## [Task instructions]
Locate and copy all lines bearing the word "форма".

(Dataset items)
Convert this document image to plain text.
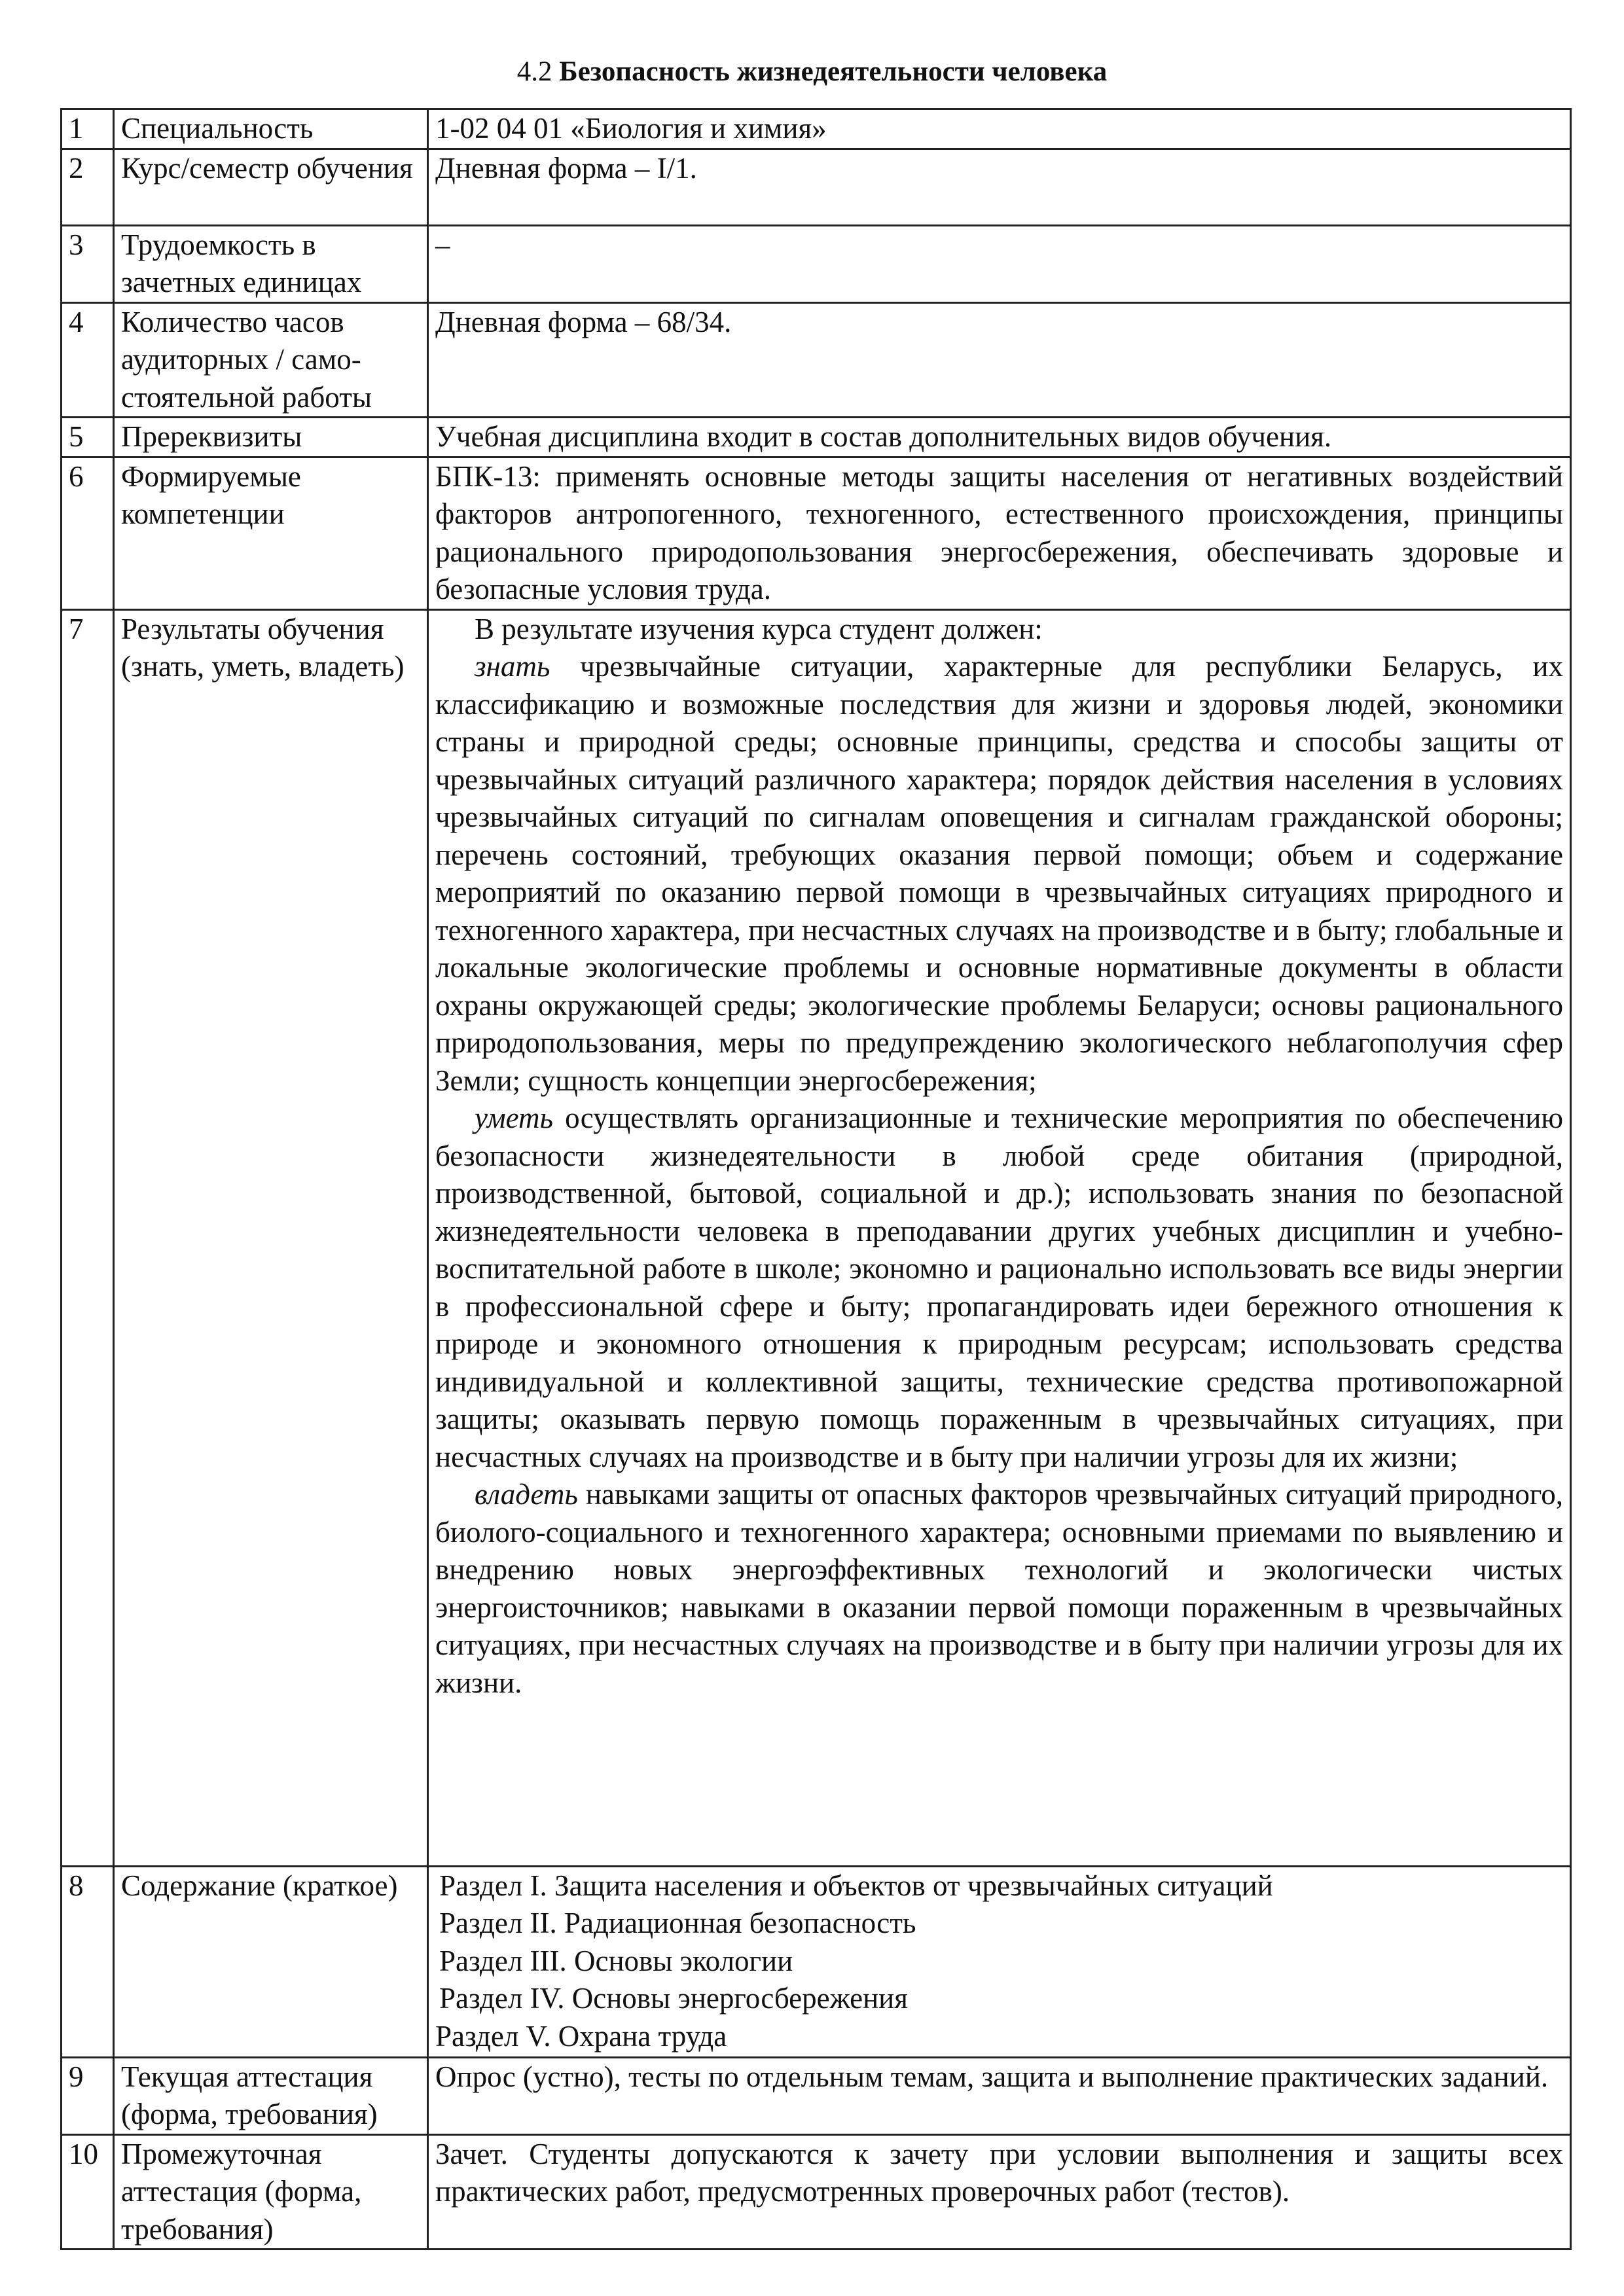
4.2 Безопасность жизнедеятельности человека
1	Специальность	1-02 04 01 «Биология и химия»
2	Курс/семестр обучения	Дневная форма – I/1.
3	Трудоемкость в зачетных единицах	–
4	Количество часов аудиторных / само-стоятельной работы	Дневная форма – 68/34.
5	Пререквизиты	Учебная дисциплина входит в состав дополнительных видов обучения.
6	Формируемые компетенции	БПК-13: применять основные методы защиты населения от негативных воздействий факторов антропогенного, техногенного, естественного происхождения, принципы рационального природопользования энергосбережения, обеспечивать здоровые и безопасные условия труда.
7	Результаты обучения (знать, уметь, владеть)	В результате изучения курса студент должен:

знать чрезвычайные ситуации, характерные для республики Беларусь, их классификацию и возможные последствия для жизни и здоровья людей, экономики страны и природной среды; основные принципы, средства и способы защиты от чрезвычайных ситуаций различного характера; порядок действия населения в условиях чрезвычайных ситуаций по сигналам оповещения и сигналам гражданской обороны; перечень состояний, требующих оказания первой помощи; объем и содержание мероприятий по оказанию первой помощи в чрезвычайных ситуациях природного и техногенного характера, при несчастных случаях на производстве и в быту; глобальные и локальные экологические проблемы и основные нормативные документы в области охраны окружающей среды; экологические проблемы Беларуси; основы рационального природопользования, меры по предупреждению экологического неблагополучия сфер Земли; сущность концепции энергосбережения;

уметь осуществлять организационные и технические мероприятия по обеспечению безопасности жизнедеятельности в любой среде обитания (природной, производственной, бытовой, социальной и др.); использовать знания по безопасной жизнедеятельности человека в преподавании других учебных дисциплин и учебно-воспитательной работе в школе; экономно и рационально использовать все виды энергии в профессиональной сфере и быту; пропагандировать идеи бережного отношения к природе и экономного отношения к природным ресурсам; использовать средства индивидуальной и коллективной защиты, технические средства противопожарной защиты; оказывать первую помощь пораженным в чрезвычайных ситуациях, при несчастных случаях на производстве и в быту при наличии угрозы для их жизни;

владеть навыками защиты от опасных факторов чрезвычайных ситуаций природного, биолого-социального и техногенного характера; основными приемами по выявлению и внедрению новых энергоэффективных технологий и экологически чистых энергоисточников; навыками в оказании первой помощи пораженным в чрезвычайных ситуациях, при несчастных случаях на производстве и в быту при наличии угрозы для их жизни.

8	Содержание (краткое)	Раздел I. Защита населения и объектов от чрезвычайных ситуаций

Раздел II. Радиационная безопасность

Раздел III. Основы экологии

Раздел IV. Основы энергосбережения

Раздел V. Охрана труда

9	Текущая аттестация (форма, требования)	Опрос (устно), тесты по отдельным темам, защита и выполнение практических заданий.
10	Промежуточная аттестация (форма, требования)	Зачет. Студенты допускаются к зачету при условии выполнения и защиты всех практических работ, предусмотренных проверочных работ (тестов).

## [Exercise answer]
2	Курс/семестр обучения	Дневная форма – I/1.
4	Количество часов аудиторных / само-стоятельной работы	Дневная форма – 68/34.
9	Текущая аттестация (форма, требования)	Опрос (устно), тесты по отдельным темам, защита и выполнение практических заданий.
10	Промежуточная аттестация (форма, требования)	Зачет. Студенты допускаются к зачету при условии выполнения и защиты всех практических работ, предусмотренных проверочных работ (тестов).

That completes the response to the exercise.